**Short exercise**
Identify all lines below that hold "Schaaf" and collect them.

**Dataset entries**
┏━━

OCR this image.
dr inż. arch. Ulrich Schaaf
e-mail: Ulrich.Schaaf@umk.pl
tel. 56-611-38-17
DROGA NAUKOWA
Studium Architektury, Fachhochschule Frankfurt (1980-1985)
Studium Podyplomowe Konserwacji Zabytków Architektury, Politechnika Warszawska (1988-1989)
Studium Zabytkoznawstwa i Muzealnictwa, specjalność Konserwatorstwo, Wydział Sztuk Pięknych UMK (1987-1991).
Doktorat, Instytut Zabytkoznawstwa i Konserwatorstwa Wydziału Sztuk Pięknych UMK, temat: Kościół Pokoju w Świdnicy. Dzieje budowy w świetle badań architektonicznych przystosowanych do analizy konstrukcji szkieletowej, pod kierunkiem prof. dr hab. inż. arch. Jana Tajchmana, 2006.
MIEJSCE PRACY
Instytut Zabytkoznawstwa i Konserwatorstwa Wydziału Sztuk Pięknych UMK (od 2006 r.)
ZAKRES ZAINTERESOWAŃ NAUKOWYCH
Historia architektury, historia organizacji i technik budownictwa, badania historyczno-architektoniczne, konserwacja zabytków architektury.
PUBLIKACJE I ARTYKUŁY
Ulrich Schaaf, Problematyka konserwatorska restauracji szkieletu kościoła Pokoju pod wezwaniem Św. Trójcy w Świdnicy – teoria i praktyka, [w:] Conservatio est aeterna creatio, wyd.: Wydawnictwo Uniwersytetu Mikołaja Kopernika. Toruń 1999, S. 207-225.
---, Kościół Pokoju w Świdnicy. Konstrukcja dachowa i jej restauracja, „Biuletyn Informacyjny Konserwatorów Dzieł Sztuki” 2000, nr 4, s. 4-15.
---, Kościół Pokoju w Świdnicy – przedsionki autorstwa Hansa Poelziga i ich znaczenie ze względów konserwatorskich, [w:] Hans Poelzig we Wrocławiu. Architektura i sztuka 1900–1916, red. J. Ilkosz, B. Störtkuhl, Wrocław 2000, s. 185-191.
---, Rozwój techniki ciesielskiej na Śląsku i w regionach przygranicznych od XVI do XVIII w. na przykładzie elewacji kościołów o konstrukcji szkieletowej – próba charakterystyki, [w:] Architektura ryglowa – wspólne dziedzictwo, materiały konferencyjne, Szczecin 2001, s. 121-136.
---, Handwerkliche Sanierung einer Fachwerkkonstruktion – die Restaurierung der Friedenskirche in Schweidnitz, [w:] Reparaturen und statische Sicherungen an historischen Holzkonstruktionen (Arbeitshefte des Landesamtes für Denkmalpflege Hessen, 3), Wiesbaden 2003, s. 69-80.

┗━━

**Final result**
dr inż. arch. Ulrich Schaaf
e-mail: Ulrich.Schaaf@umk.pl
Ulrich Schaaf, Problematyka konserwatorska restauracji szkieletu kościoła Pokoju pod wezwaniem Św. Trójcy w Świdnicy – teoria i praktyka, [w:] Conservatio est aeterna creatio, wyd.: Wydawnictwo Uniwersytetu Mikołaja Kopernika. Toruń 1999, S. 207-225.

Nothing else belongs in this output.